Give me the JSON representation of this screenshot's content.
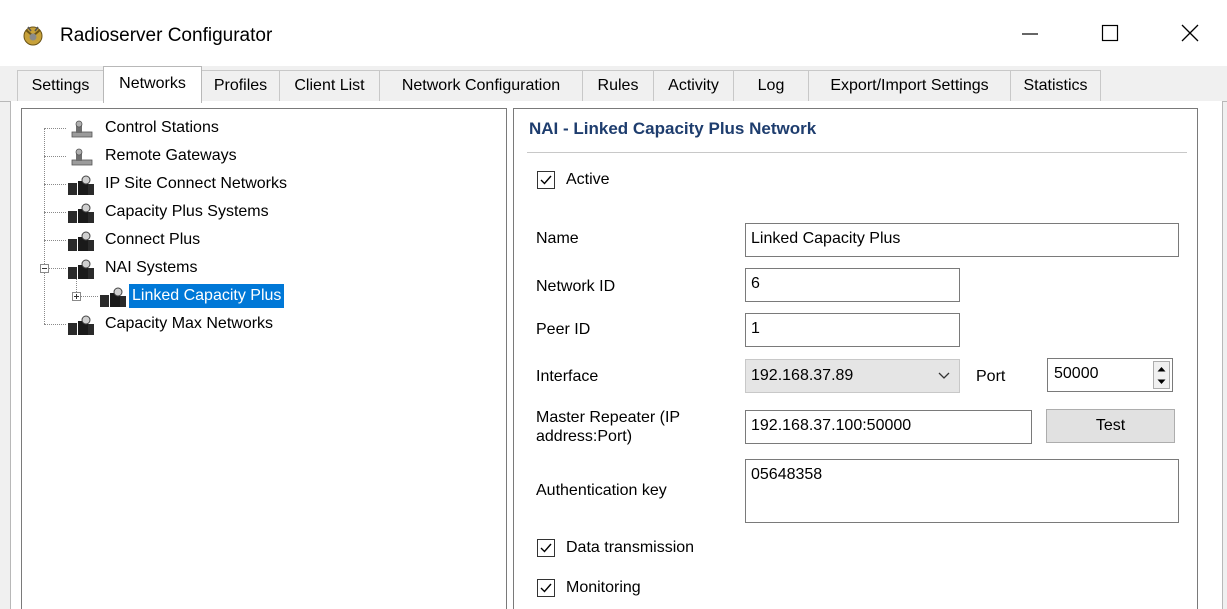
{
  "window": {
    "title": "Radioserver Configurator",
    "icon": "app-icon",
    "controls": [
      "minimize-icon",
      "maximize-icon",
      "close-icon"
    ]
  },
  "tabs": [
    {
      "label": "Settings",
      "active": false
    },
    {
      "label": "Networks",
      "active": true
    },
    {
      "label": "Profiles",
      "active": false
    },
    {
      "label": "Client List",
      "active": false
    },
    {
      "label": "Network Configuration",
      "active": false
    },
    {
      "label": "Rules",
      "active": false
    },
    {
      "label": "Activity",
      "active": false
    },
    {
      "label": "Log",
      "active": false
    },
    {
      "label": "Export/Import Settings",
      "active": false
    },
    {
      "label": "Statistics",
      "active": false
    }
  ],
  "tree": {
    "items": [
      {
        "label": "Control Stations",
        "icon": "control-station-icon"
      },
      {
        "label": "Remote Gateways",
        "icon": "remote-gateway-icon"
      },
      {
        "label": "IP Site Connect Networks",
        "icon": "network-icon"
      },
      {
        "label": "Capacity Plus Systems",
        "icon": "network-icon"
      },
      {
        "label": "Connect Plus",
        "icon": "network-icon"
      },
      {
        "label": "NAI Systems",
        "icon": "network-icon",
        "expanded": true
      },
      {
        "label": "Linked Capacity Plus",
        "icon": "network-icon",
        "selected": true,
        "collapsed": true
      },
      {
        "label": "Capacity Max Networks",
        "icon": "network-icon"
      }
    ]
  },
  "detail": {
    "header": "NAI - Linked Capacity Plus Network",
    "active": {
      "label": "Active",
      "checked": true
    },
    "name": {
      "label": "Name",
      "value": "Linked Capacity Plus"
    },
    "network_id": {
      "label": "Network ID",
      "value": "6"
    },
    "peer_id": {
      "label": "Peer ID",
      "value": "1"
    },
    "interface": {
      "label": "Interface",
      "value": "192.168.37.89"
    },
    "port": {
      "label": "Port",
      "value": "50000"
    },
    "master_repeater": {
      "label_line1": "Master Repeater (IP",
      "label_line2": "address:Port)",
      "value": "192.168.37.100:50000"
    },
    "test_button": "Test",
    "auth_key": {
      "label": "Authentication key",
      "value": "05648358"
    },
    "data_transmission": {
      "label": "Data transmission",
      "checked": true
    },
    "monitoring": {
      "label": "Monitoring",
      "checked": true
    }
  },
  "colors": {
    "selection": "#0078d7",
    "header_text": "#1e3d6e",
    "window_bg": "#f0f0f0"
  }
}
☆ ☆ ☆ ☆ ☆ ☆ ☆
What needs to be done
Quote every record above exactly, omitting any pictures they contain.

Result of this task
Give me the JSON representation of this screenshot's content.
{
  "window": {
    "title": "Radioserver Configurator",
    "icon": "app-icon",
    "controls": [
      "minimize-icon",
      "maximize-icon",
      "close-icon"
    ]
  },
  "tabs": [
    {
      "label": "Settings",
      "active": false
    },
    {
      "label": "Networks",
      "active": true
    },
    {
      "label": "Profiles",
      "active": false
    },
    {
      "label": "Client List",
      "active": false
    },
    {
      "label": "Network Configuration",
      "active": false
    },
    {
      "label": "Rules",
      "active": false
    },
    {
      "label": "Activity",
      "active": false
    },
    {
      "label": "Log",
      "active": false
    },
    {
      "label": "Export/Import Settings",
      "active": false
    },
    {
      "label": "Statistics",
      "active": false
    }
  ],
  "tree": {
    "items": [
      {
        "label": "Control Stations",
        "icon": "control-station-icon"
      },
      {
        "label": "Remote Gateways",
        "icon": "remote-gateway-icon"
      },
      {
        "label": "IP Site Connect Networks",
        "icon": "network-icon"
      },
      {
        "label": "Capacity Plus Systems",
        "icon": "network-icon"
      },
      {
        "label": "Connect Plus",
        "icon": "network-icon"
      },
      {
        "label": "NAI Systems",
        "icon": "network-icon",
        "expanded": true
      },
      {
        "label": "Linked Capacity Plus",
        "icon": "network-icon",
        "selected": true,
        "collapsed": true
      },
      {
        "label": "Capacity Max Networks",
        "icon": "network-icon"
      }
    ]
  },
  "detail": {
    "header": "NAI - Linked Capacity Plus Network",
    "active": {
      "label": "Active",
      "checked": true
    },
    "name": {
      "label": "Name",
      "value": "Linked Capacity Plus"
    },
    "network_id": {
      "label": "Network ID",
      "value": "6"
    },
    "peer_id": {
      "label": "Peer ID",
      "value": "1"
    },
    "interface": {
      "label": "Interface",
      "value": "192.168.37.89"
    },
    "port": {
      "label": "Port",
      "value": "50000"
    },
    "master_repeater": {
      "label_line1": "Master Repeater (IP",
      "label_line2": "address:Port)",
      "value": "192.168.37.100:50000"
    },
    "test_button": "Test",
    "auth_key": {
      "label": "Authentication key",
      "value": "05648358"
    },
    "data_transmission": {
      "label": "Data transmission",
      "checked": true
    },
    "monitoring": {
      "label": "Monitoring",
      "checked": true
    }
  },
  "colors": {
    "selection": "#0078d7",
    "header_text": "#1e3d6e",
    "window_bg": "#f0f0f0"
  }
}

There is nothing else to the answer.